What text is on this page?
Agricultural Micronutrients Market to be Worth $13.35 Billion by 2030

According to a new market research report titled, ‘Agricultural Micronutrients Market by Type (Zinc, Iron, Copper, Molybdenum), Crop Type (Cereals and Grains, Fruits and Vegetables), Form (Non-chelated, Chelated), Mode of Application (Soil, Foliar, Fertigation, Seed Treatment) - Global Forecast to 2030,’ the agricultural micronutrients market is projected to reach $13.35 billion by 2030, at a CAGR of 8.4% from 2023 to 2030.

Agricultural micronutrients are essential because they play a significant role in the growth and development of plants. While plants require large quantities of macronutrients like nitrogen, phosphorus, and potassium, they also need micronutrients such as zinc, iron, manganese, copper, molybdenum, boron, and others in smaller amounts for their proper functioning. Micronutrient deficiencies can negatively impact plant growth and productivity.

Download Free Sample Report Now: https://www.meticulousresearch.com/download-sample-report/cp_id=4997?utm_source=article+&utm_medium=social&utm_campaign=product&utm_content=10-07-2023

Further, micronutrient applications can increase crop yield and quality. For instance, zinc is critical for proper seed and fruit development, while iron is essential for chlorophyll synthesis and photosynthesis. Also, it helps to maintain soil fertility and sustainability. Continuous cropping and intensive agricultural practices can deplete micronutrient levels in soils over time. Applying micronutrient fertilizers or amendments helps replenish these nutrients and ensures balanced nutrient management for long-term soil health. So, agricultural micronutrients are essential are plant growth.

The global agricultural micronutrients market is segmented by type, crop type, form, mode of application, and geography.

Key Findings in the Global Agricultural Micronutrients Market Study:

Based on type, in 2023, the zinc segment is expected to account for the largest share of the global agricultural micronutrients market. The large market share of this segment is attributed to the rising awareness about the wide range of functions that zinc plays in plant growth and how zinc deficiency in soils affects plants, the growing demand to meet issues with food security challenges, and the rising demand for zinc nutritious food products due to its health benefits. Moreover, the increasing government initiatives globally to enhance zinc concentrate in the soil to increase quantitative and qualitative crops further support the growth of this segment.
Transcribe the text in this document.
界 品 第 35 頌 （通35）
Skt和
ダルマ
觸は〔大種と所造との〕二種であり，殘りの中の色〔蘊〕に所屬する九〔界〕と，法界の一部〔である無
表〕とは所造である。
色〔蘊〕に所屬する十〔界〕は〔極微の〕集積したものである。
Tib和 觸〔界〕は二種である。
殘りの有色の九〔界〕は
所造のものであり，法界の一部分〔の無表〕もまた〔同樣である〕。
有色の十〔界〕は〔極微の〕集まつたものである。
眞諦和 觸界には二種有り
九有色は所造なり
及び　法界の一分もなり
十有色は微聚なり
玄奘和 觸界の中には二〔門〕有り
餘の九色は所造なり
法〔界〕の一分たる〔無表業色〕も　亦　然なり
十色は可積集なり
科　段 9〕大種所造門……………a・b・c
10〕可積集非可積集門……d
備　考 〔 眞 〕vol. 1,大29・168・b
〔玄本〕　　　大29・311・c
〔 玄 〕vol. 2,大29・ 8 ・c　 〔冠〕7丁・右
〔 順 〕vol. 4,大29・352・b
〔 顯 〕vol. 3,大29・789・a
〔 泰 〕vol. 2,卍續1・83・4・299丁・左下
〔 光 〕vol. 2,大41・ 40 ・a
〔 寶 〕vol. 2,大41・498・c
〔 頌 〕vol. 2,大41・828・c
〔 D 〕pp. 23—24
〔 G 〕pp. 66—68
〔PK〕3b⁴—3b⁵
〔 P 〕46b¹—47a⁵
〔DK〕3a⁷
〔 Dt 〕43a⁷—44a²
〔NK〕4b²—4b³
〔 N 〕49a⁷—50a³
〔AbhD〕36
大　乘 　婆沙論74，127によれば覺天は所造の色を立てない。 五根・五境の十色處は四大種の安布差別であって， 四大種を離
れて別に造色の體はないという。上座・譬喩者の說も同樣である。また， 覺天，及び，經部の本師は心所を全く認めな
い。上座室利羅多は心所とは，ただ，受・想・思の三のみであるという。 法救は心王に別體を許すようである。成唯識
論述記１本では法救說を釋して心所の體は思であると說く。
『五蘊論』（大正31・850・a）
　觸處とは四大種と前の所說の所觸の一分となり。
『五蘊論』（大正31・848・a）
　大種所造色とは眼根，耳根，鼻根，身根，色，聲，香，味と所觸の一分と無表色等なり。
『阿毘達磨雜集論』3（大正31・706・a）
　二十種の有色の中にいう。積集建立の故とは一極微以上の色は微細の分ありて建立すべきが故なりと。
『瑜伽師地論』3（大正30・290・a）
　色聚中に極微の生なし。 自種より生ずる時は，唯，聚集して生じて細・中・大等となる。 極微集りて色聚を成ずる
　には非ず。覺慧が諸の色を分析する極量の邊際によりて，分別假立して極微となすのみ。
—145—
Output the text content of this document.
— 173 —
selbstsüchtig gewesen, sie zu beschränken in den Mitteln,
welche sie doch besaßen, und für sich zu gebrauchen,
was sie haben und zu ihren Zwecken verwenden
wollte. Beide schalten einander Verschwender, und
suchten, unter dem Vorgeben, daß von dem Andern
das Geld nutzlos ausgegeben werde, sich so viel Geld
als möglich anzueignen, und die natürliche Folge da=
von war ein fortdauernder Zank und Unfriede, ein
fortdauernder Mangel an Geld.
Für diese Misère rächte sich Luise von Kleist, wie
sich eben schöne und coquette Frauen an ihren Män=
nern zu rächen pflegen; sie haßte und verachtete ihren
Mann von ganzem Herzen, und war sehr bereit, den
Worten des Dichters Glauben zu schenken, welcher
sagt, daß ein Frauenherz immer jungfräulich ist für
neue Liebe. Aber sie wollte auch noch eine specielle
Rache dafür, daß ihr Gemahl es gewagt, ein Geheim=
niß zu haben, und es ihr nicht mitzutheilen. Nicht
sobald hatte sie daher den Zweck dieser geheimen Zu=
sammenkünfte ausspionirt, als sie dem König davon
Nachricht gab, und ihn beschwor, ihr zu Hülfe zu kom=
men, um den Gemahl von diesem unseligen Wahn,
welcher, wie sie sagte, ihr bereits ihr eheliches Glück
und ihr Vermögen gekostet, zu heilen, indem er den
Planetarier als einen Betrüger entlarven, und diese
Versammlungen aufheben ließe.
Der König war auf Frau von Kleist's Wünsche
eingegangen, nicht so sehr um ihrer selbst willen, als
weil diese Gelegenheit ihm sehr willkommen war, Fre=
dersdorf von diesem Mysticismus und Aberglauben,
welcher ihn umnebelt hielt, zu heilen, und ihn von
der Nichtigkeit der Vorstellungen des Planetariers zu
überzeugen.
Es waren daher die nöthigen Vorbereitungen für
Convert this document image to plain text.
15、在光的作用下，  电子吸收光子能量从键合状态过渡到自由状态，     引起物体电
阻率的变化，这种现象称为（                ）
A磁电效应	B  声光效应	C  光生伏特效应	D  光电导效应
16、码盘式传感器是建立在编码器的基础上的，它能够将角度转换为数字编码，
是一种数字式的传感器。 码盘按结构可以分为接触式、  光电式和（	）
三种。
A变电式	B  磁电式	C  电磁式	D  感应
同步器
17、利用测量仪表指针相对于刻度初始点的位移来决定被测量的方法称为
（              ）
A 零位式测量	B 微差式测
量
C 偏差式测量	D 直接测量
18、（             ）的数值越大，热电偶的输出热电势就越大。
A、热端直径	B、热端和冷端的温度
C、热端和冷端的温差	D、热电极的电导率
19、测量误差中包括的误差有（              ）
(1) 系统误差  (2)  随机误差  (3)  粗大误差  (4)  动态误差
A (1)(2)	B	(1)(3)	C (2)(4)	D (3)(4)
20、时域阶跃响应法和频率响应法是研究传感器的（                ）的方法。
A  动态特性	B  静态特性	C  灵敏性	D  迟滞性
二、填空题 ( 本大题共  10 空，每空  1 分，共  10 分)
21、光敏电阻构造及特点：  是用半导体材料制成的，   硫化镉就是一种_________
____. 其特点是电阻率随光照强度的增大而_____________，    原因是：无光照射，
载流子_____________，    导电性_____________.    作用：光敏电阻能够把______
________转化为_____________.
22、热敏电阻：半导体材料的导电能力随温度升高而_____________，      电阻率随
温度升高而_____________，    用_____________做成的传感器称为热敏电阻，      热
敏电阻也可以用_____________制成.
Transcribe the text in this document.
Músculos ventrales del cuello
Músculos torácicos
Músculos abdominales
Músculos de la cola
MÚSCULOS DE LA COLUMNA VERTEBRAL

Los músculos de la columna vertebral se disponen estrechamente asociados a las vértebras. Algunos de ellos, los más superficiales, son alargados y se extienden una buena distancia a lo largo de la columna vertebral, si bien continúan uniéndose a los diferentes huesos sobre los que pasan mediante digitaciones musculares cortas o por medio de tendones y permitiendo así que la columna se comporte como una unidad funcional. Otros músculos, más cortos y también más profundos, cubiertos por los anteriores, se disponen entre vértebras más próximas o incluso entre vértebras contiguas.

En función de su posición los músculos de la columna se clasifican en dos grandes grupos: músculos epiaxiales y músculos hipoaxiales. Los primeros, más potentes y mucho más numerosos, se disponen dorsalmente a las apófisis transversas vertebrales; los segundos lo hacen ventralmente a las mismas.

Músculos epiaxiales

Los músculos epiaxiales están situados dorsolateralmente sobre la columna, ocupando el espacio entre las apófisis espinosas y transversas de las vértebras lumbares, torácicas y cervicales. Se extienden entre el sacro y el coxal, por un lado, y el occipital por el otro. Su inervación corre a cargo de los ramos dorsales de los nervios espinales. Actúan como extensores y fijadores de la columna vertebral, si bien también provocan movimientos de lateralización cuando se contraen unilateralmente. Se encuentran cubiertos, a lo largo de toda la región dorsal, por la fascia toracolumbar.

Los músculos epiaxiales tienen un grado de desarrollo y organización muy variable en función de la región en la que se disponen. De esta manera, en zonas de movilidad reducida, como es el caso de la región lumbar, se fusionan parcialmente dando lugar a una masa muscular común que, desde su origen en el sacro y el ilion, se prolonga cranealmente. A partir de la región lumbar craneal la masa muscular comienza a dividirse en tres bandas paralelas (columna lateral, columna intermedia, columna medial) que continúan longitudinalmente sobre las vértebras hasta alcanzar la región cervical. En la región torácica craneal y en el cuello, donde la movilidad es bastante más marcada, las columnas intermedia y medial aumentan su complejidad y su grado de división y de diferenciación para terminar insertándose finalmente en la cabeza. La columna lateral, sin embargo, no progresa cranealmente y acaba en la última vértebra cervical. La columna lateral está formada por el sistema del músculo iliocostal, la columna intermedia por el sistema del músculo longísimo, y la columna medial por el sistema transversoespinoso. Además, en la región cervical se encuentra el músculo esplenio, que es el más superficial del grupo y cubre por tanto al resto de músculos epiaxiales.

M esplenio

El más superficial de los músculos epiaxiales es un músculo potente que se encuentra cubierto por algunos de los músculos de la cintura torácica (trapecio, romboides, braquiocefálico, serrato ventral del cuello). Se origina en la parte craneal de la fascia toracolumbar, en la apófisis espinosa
━━━━━━
EXERCISE :: Determine the number of lines in these entries that contain the word "essential", and write only that number.

REPLY :: 2